DIRECTIVE: Write out all of the entries exactly as given.

Stored items from a collection:
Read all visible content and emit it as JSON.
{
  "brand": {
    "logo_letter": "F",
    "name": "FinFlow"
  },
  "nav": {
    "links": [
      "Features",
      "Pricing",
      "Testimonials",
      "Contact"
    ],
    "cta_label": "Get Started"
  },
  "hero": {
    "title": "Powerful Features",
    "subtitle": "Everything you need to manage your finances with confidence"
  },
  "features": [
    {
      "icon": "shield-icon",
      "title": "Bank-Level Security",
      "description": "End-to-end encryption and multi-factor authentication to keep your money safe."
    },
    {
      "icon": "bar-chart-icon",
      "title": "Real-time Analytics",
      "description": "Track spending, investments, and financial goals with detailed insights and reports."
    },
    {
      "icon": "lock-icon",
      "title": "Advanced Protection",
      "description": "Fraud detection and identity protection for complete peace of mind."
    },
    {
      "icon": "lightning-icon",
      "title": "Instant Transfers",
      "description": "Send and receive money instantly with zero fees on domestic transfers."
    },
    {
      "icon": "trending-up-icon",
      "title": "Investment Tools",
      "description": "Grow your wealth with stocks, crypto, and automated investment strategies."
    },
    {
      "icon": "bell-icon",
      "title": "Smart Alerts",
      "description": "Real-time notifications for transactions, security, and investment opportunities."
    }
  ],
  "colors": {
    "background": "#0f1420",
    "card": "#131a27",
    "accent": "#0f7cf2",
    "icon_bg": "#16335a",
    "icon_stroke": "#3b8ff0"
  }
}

THE RESPONSE:
Read all visible content and emit it as JSON.
{
  "brand": {
    "logo_letter": "F",
    "name": "FinFlow"
  },
  "nav": {
    "links": [
      "Features",
      "Pricing",
      "Testimonials",
      "Contact"
    ],
    "cta_label": "Get Started"
  },
  "hero": {
    "title": "Powerful Features",
    "subtitle": "Everything you need to manage your finances with confidence"
  },
  "features": [
    {
      "icon": "shield-icon",
      "title": "Bank-Level Security",
      "description": "End-to-end encryption and multi-factor authentication to keep your money safe."
    },
    {
      "icon": "bar-chart-icon",
      "title": "Real-time Analytics",
      "description": "Track spending, investments, and financial goals with detailed insights and reports."
    },
    {
      "icon": "lock-icon",
      "title": "Advanced Protection",
      "description": "Fraud detection and identity protection for complete peace of mind."
    },
    {
      "icon": "lightning-icon",
      "title": "Instant Transfers",
      "description": "Send and receive money instantly with zero fees on domestic transfers."
    },
    {
      "icon": "trending-up-icon",
      "title": "Investment Tools",
      "description": "Grow your wealth with stocks, crypto, and automated investment strategies."
    },
    {
      "icon": "bell-icon",
      "title": "Smart Alerts",
      "description": "Real-time notifications for transactions, security, and investment opportunities."
    }
  ],
  "colors": {
    "background": "#0f1420",
    "card": "#131a27",
    "accent": "#0f7cf2",
    "icon_bg": "#16335a",
    "icon_stroke": "#3b8ff0"
  }
}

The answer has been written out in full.